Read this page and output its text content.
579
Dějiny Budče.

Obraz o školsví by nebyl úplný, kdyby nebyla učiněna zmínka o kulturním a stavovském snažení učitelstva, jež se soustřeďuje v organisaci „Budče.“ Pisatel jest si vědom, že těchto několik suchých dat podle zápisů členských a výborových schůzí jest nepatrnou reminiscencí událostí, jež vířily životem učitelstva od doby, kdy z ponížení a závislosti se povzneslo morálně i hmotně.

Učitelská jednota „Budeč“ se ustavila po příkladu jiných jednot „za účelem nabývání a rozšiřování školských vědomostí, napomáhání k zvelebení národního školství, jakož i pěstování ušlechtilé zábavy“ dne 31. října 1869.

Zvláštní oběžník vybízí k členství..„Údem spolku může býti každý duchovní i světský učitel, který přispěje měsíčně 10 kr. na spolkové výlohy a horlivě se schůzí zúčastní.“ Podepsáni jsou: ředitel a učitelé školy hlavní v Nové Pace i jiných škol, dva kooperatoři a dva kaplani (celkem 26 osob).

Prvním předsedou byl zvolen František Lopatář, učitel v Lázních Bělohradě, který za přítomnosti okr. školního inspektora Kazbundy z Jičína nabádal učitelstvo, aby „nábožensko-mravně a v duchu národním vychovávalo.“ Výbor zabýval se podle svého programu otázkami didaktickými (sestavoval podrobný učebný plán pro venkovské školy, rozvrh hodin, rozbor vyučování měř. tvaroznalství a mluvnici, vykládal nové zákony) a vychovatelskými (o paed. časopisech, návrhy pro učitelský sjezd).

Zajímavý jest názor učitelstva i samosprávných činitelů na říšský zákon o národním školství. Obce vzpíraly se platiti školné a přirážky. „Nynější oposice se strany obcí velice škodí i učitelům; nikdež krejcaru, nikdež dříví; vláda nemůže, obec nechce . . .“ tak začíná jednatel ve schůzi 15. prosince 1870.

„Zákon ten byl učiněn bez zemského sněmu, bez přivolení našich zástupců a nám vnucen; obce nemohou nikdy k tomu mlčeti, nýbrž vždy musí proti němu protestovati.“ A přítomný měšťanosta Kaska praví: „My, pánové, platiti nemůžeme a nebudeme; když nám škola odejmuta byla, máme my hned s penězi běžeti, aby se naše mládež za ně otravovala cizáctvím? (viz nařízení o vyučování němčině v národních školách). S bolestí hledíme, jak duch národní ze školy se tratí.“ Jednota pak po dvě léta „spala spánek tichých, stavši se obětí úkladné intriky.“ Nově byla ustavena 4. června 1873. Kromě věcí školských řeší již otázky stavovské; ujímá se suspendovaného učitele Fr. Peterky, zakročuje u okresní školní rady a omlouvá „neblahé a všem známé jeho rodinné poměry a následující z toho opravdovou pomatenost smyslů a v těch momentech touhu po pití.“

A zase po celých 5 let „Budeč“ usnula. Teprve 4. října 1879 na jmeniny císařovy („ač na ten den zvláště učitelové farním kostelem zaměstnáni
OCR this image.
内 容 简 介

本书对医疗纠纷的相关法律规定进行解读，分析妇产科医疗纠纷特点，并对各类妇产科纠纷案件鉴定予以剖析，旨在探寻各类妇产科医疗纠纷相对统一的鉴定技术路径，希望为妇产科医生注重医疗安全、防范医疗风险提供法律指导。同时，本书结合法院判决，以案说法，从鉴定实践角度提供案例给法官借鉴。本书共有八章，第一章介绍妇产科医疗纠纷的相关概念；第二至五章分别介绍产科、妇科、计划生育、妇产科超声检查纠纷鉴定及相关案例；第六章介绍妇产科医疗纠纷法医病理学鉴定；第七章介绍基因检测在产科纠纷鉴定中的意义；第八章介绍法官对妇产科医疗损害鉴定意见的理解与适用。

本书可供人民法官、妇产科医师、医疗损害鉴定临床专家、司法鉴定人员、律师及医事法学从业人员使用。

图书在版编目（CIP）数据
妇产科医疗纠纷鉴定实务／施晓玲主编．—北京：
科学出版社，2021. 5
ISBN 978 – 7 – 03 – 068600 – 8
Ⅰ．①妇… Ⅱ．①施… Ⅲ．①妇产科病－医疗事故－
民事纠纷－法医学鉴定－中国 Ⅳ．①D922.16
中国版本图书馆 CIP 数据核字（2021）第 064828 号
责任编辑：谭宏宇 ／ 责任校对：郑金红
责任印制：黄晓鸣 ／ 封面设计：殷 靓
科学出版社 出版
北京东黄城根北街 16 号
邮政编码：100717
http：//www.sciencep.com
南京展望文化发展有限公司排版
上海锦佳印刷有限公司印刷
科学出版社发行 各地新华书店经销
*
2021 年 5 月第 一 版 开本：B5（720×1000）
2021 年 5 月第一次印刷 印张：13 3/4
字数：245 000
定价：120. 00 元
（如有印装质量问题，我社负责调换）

▶ Task:
Tally up the lines with the word "Budče" in them, and answer with that number by itself.

▶ Task solution:
2